___ Extracted records ___

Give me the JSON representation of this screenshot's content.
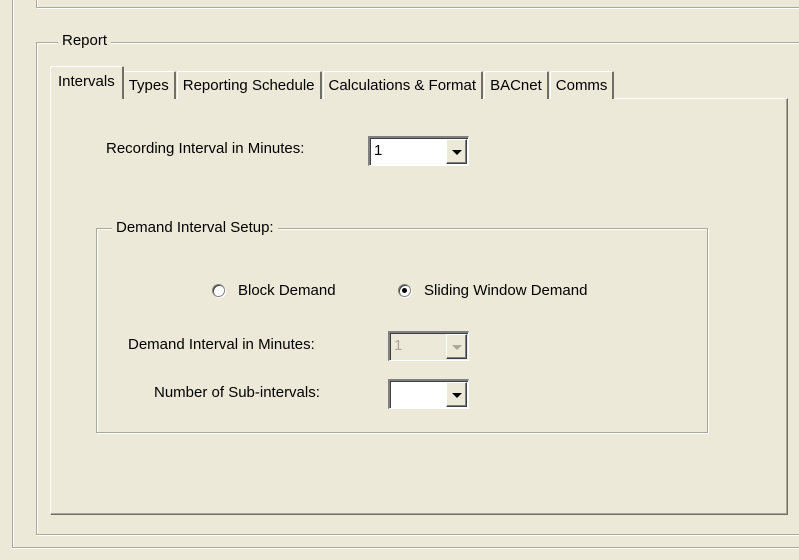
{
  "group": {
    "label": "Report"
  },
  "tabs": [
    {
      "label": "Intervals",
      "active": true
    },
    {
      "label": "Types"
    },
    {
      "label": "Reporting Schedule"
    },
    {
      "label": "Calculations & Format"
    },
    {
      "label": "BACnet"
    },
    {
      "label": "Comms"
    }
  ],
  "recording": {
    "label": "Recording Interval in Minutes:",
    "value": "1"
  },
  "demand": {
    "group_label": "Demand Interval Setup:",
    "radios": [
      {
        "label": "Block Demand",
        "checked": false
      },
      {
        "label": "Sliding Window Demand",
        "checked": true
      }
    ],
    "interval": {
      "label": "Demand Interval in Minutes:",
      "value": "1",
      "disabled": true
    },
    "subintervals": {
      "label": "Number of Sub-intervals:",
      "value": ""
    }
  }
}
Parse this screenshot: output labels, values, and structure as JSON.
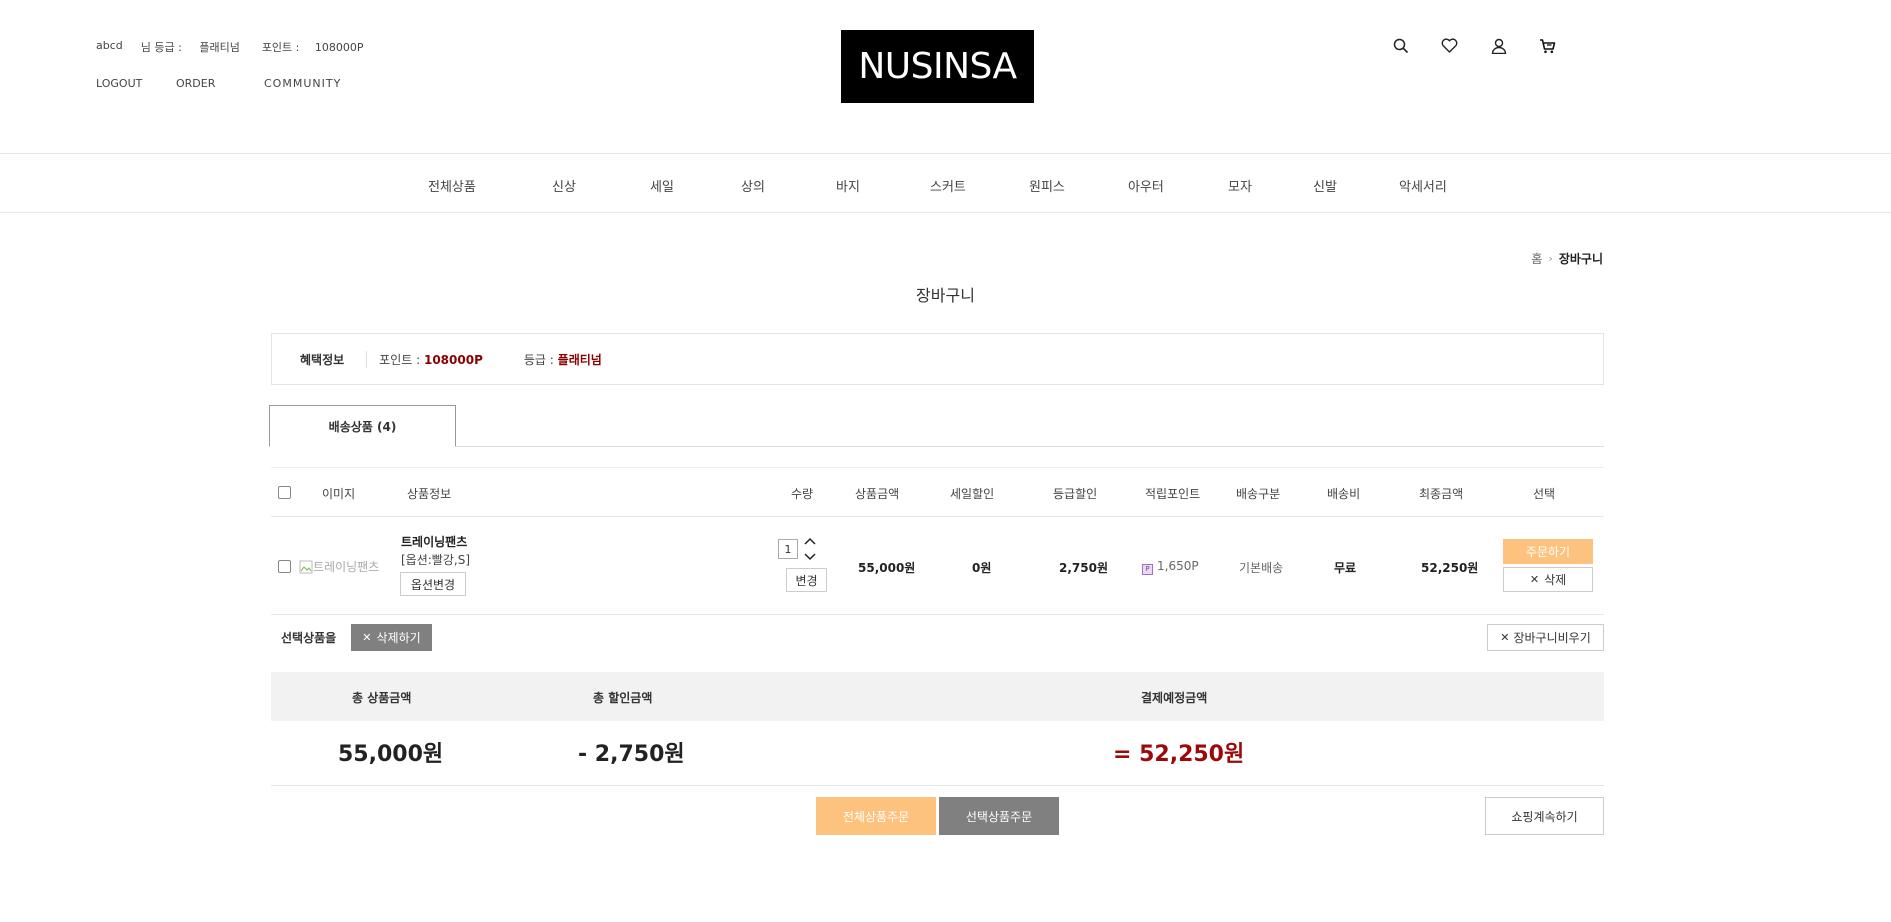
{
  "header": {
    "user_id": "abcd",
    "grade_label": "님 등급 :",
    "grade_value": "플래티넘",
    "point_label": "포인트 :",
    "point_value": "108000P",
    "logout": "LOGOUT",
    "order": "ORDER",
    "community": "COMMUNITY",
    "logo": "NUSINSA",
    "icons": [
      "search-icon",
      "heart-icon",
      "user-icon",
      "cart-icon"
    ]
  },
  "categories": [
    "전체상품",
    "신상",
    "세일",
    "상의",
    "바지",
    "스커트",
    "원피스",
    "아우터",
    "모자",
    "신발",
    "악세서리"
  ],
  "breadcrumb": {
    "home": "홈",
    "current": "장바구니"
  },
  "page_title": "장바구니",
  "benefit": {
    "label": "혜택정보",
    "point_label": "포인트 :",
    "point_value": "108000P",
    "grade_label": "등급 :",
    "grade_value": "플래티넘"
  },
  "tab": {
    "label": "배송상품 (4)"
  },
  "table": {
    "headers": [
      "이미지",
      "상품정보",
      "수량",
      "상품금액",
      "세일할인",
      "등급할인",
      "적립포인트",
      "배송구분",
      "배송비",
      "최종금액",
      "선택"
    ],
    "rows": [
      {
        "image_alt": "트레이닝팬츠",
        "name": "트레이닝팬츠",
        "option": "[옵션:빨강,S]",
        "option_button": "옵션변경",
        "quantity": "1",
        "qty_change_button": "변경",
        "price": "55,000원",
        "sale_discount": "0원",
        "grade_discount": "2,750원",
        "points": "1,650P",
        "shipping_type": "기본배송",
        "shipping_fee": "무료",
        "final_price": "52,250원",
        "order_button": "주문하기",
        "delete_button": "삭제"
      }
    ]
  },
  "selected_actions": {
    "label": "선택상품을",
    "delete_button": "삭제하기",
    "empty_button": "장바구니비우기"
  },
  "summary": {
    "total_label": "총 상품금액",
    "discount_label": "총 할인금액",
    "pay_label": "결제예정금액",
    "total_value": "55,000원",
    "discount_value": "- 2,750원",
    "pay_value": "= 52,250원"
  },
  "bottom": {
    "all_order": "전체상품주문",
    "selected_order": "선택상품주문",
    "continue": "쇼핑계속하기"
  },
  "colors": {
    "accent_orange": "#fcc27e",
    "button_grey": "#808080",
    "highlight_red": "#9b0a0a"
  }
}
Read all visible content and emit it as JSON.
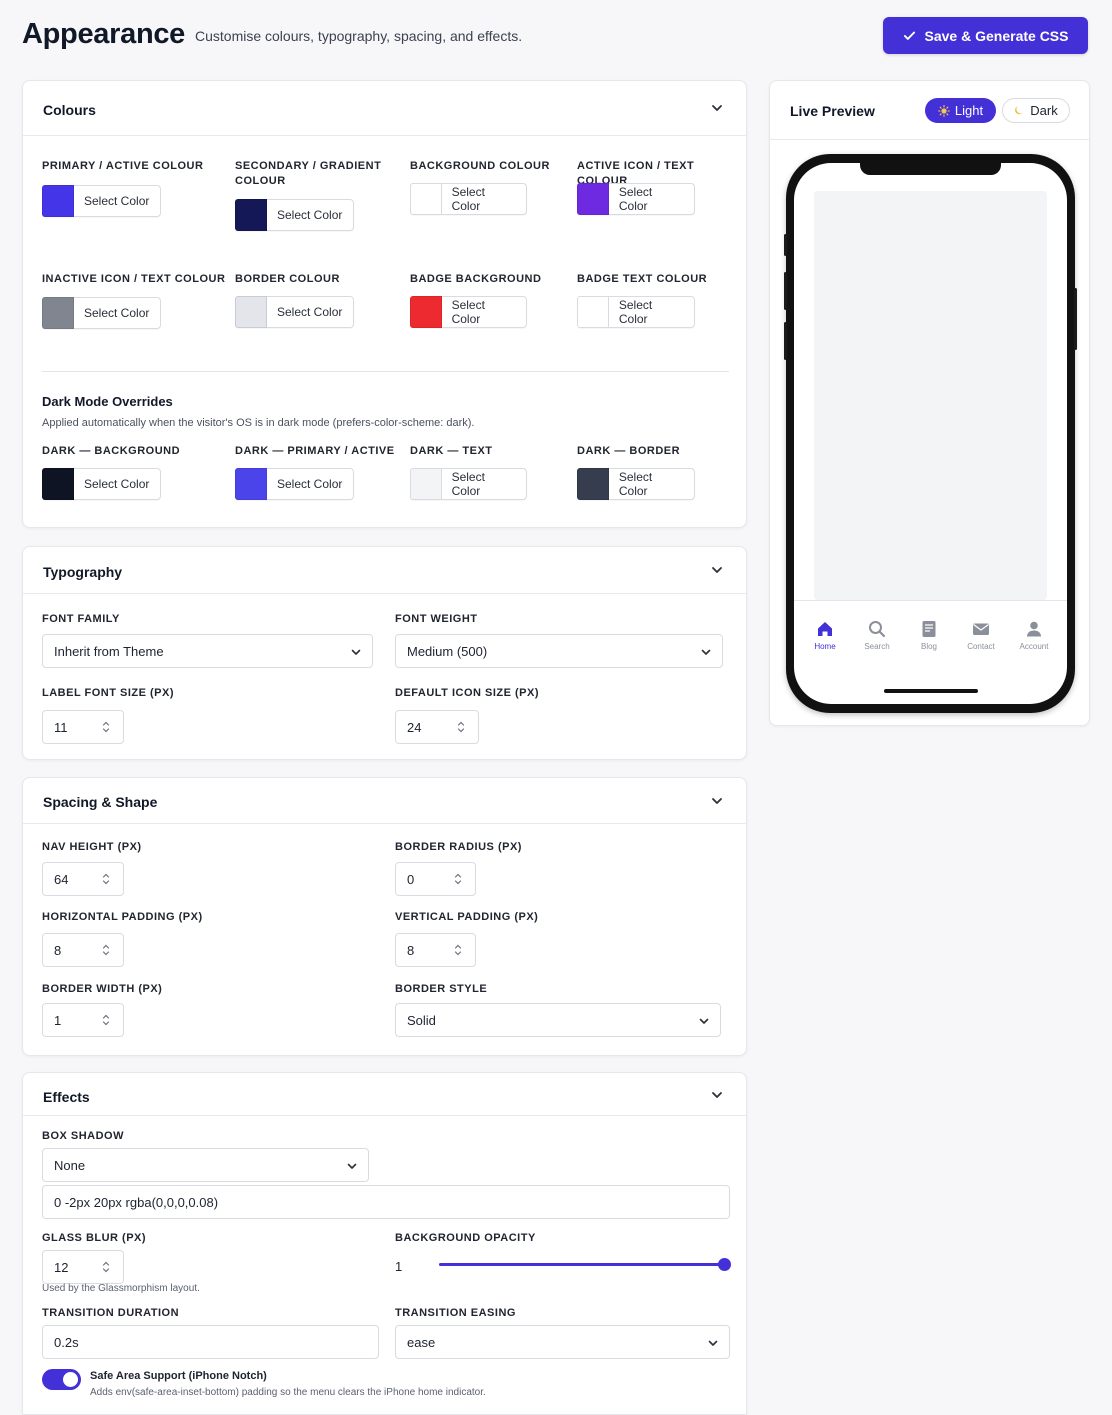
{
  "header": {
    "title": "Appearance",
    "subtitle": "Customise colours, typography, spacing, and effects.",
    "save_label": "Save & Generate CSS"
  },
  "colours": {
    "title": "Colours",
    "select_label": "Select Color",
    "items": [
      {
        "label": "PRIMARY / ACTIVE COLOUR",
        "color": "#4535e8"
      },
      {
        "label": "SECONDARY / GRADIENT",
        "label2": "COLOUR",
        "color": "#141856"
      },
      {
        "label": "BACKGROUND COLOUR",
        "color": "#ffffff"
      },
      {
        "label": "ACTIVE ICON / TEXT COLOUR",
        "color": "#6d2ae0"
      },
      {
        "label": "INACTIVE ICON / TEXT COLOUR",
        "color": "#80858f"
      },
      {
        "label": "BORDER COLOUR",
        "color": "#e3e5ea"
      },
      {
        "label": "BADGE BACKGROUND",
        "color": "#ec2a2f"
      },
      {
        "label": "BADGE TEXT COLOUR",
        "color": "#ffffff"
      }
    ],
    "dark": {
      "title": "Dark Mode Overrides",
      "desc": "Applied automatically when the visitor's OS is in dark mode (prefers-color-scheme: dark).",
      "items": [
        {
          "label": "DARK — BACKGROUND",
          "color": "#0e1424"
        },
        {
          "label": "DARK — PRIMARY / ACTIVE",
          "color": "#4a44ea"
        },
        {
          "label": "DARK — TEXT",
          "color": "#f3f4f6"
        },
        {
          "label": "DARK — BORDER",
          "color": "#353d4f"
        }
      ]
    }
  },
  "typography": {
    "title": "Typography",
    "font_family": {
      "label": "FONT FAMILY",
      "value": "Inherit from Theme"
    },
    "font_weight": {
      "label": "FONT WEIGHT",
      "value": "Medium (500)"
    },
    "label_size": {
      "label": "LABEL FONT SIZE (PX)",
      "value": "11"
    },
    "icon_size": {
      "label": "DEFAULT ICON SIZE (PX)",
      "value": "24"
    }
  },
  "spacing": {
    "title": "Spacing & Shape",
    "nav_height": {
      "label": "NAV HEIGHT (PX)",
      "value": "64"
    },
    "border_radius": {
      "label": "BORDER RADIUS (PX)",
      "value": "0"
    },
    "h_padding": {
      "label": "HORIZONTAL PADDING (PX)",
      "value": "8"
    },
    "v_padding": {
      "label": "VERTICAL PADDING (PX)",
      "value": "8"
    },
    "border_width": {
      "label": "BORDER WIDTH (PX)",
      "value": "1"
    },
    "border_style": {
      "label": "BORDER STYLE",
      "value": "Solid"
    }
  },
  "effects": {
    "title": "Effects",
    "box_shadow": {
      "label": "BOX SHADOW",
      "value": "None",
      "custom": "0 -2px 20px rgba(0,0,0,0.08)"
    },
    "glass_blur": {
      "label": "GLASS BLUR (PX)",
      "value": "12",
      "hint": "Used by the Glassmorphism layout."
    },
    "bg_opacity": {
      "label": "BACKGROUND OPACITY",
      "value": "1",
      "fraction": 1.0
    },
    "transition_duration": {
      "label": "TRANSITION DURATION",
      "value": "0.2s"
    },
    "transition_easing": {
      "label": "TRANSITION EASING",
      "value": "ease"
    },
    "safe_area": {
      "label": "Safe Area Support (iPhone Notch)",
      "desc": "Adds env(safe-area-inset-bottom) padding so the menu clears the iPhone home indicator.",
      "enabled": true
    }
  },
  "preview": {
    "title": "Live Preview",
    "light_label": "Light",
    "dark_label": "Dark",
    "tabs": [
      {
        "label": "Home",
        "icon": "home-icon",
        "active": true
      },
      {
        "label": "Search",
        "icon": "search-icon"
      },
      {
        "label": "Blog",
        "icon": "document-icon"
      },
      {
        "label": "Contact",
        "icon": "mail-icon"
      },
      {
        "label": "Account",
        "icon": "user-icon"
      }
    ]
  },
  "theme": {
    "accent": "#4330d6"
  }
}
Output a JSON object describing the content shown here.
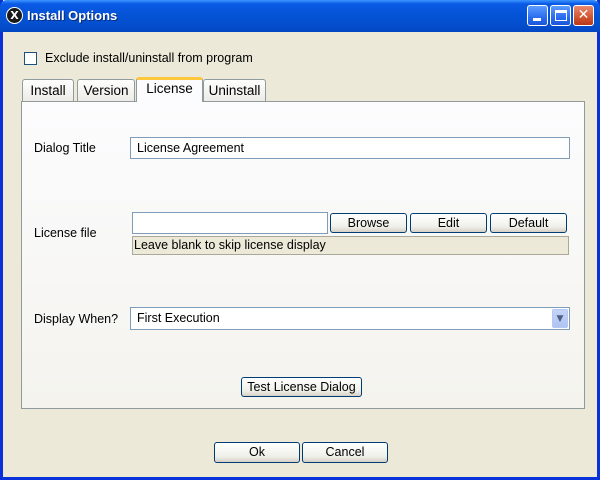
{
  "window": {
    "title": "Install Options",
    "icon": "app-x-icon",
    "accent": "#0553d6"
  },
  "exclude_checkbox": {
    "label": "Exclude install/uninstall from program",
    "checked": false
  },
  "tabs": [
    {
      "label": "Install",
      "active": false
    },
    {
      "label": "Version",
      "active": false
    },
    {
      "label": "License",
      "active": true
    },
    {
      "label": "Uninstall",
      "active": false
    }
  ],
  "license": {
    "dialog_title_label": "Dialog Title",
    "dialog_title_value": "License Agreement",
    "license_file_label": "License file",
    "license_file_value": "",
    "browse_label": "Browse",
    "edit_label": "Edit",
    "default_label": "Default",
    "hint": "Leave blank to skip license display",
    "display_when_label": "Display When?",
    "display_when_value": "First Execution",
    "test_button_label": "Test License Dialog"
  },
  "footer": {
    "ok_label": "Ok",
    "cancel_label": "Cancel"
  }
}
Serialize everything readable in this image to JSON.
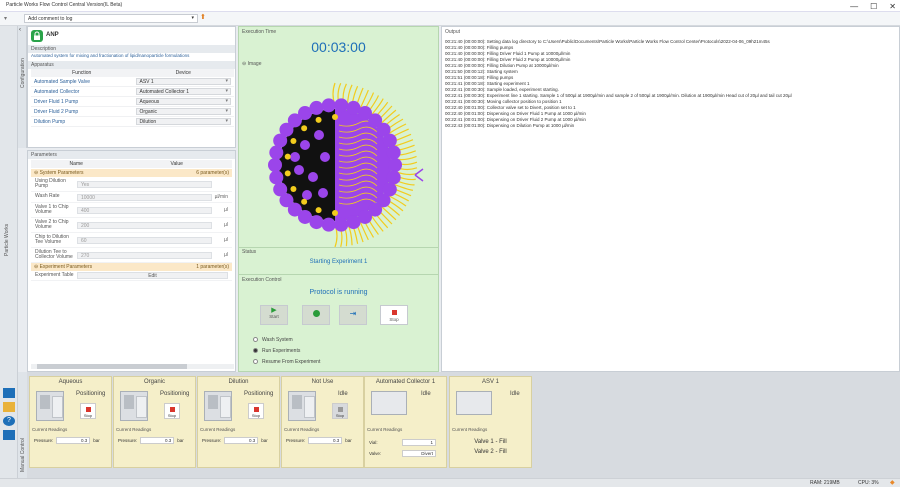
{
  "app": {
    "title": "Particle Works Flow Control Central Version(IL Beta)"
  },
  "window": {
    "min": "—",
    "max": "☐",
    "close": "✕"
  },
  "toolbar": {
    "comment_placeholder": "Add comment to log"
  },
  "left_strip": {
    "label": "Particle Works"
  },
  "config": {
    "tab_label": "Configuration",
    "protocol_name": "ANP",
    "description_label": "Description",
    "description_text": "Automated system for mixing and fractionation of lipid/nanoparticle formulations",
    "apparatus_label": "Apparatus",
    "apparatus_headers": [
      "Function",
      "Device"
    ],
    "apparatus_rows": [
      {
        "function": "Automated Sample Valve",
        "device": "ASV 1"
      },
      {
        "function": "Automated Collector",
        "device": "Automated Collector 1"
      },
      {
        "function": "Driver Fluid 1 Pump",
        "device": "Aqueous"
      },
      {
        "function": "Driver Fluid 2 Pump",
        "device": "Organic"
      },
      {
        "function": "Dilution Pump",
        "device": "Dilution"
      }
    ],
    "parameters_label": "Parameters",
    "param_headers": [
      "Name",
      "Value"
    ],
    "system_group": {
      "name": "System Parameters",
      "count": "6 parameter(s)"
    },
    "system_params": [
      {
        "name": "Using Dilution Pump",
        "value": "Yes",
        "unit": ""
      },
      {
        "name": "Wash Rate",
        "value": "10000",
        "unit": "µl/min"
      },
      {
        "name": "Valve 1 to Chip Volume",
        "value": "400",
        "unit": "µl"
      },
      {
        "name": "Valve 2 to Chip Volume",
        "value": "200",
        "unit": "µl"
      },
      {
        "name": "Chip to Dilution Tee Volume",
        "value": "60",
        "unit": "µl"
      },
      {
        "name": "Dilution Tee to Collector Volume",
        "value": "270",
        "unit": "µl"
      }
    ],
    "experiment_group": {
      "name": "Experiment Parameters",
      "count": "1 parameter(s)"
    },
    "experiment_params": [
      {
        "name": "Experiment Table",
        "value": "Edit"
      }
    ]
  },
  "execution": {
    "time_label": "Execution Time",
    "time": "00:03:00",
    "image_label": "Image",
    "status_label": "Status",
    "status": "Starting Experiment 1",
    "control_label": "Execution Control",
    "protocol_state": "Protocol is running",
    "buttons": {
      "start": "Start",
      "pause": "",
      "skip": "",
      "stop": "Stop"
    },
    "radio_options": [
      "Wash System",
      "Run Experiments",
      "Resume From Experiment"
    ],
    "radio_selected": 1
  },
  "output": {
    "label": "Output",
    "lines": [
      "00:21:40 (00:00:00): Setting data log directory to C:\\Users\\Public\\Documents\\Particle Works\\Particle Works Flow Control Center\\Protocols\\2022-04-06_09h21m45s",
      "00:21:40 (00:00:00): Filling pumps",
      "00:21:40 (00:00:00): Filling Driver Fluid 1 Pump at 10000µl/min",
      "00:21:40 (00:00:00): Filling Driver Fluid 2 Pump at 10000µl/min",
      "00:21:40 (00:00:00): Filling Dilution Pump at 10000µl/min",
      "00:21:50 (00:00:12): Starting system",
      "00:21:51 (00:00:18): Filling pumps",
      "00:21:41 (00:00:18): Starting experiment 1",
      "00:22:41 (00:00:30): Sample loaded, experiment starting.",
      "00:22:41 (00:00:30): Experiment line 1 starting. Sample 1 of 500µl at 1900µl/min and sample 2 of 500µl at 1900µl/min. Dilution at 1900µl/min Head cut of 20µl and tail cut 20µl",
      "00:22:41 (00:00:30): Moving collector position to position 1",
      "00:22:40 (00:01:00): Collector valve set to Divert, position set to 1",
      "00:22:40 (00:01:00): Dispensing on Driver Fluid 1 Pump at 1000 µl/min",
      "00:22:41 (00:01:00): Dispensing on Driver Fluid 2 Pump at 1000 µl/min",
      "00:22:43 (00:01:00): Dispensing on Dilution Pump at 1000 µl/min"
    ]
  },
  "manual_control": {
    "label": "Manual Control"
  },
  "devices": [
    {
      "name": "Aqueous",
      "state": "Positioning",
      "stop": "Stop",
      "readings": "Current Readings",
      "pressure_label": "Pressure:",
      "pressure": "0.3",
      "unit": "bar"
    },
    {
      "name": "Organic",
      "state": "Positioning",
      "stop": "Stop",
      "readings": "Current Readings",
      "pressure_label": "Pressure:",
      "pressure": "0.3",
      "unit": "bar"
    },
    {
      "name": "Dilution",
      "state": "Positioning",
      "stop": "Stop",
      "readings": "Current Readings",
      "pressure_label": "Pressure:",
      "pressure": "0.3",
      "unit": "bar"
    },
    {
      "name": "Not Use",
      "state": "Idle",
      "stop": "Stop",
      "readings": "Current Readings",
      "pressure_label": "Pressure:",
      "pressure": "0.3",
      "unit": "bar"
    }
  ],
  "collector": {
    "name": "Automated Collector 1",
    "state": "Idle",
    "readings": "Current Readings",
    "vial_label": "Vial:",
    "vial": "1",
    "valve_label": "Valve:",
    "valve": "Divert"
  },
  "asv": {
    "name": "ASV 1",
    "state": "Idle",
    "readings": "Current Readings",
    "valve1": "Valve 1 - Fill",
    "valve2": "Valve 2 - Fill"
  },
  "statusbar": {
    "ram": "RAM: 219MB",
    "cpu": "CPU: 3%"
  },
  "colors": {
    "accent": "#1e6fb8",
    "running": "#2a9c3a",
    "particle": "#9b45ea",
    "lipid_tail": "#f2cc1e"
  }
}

___

▸ **Work instructions**: Return every line holding the word "Filling" from the records.

▸ **Written reply**:
      "00:21:40 (00:00:00): Filling pumps",
      "00:21:40 (00:00:00): Filling Driver Fluid 1 Pump at 10000µl/min",
      "00:21:40 (00:00:00): Filling Driver Fluid 2 Pump at 10000µl/min",
      "00:21:40 (00:00:00): Filling Dilution Pump at 10000µl/min",
      "00:21:51 (00:00:18): Filling pumps",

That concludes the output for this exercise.